▶ [YOUR GOAL]
Skip every image and restate the data word for word.

RECORDS SHOWN start

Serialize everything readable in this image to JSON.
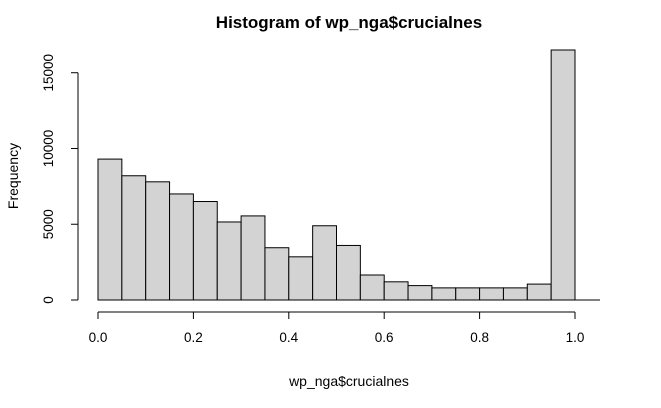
{
  "chart_data": {
    "type": "bar",
    "title": "Histogram of wp_nga$crucialnes",
    "xlabel": "wp_nga$crucialnes",
    "ylabel": "Frequency",
    "xlim": [
      0,
      1
    ],
    "ylim": [
      0,
      16500
    ],
    "bin_width": 0.05,
    "bins_start": [
      0.0,
      0.05,
      0.1,
      0.15,
      0.2,
      0.25,
      0.3,
      0.35,
      0.4,
      0.45,
      0.5,
      0.55,
      0.6,
      0.65,
      0.7,
      0.75,
      0.8,
      0.85,
      0.9,
      0.95
    ],
    "values": [
      9300,
      8200,
      7800,
      7000,
      6500,
      5150,
      5550,
      3450,
      2850,
      4900,
      3600,
      1650,
      1200,
      950,
      800,
      800,
      800,
      800,
      1050,
      16500
    ],
    "x_ticks": [
      0.0,
      0.2,
      0.4,
      0.6,
      0.8,
      1.0
    ],
    "x_tick_labels": [
      "0.0",
      "0.2",
      "0.4",
      "0.6",
      "0.8",
      "1.0"
    ],
    "y_ticks": [
      0,
      5000,
      10000,
      15000
    ],
    "y_tick_labels": [
      "0",
      "5000",
      "10000",
      "15000"
    ],
    "bar_color": "#d3d3d3",
    "edge_color": "#000000",
    "grid": false,
    "legend": "none"
  }
}
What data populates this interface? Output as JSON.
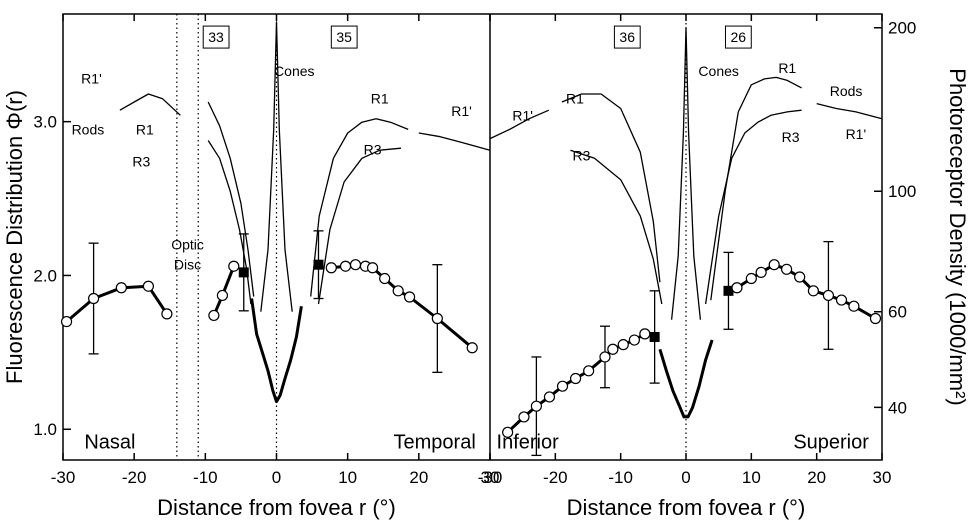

RECORDS SHOWN end

▶ [ANSWER TO THE PROBLEM]
Serialize everything readable in this image to JSON.
{
  "chart_data": {
    "type": "bar",
    "title": "Histogram of wp_nga$crucialnes",
    "xlabel": "wp_nga$crucialnes",
    "ylabel": "Frequency",
    "xlim": [
      0,
      1
    ],
    "ylim": [
      0,
      16500
    ],
    "bin_width": 0.05,
    "bins_start": [
      0.0,
      0.05,
      0.1,
      0.15,
      0.2,
      0.25,
      0.3,
      0.35,
      0.4,
      0.45,
      0.5,
      0.55,
      0.6,
      0.65,
      0.7,
      0.75,
      0.8,
      0.85,
      0.9,
      0.95
    ],
    "values": [
      9300,
      8200,
      7800,
      7000,
      6500,
      5150,
      5550,
      3450,
      2850,
      4900,
      3600,
      1650,
      1200,
      950,
      800,
      800,
      800,
      800,
      1050,
      16500
    ],
    "x_ticks": [
      0.0,
      0.2,
      0.4,
      0.6,
      0.8,
      1.0
    ],
    "x_tick_labels": [
      "0.0",
      "0.2",
      "0.4",
      "0.6",
      "0.8",
      "1.0"
    ],
    "y_ticks": [
      0,
      5000,
      10000,
      15000
    ],
    "y_tick_labels": [
      "0",
      "5000",
      "10000",
      "15000"
    ],
    "bar_color": "#d3d3d3",
    "edge_color": "#000000",
    "grid": false,
    "legend": "none"
  }
}
What data populates this interface? Output as JSON.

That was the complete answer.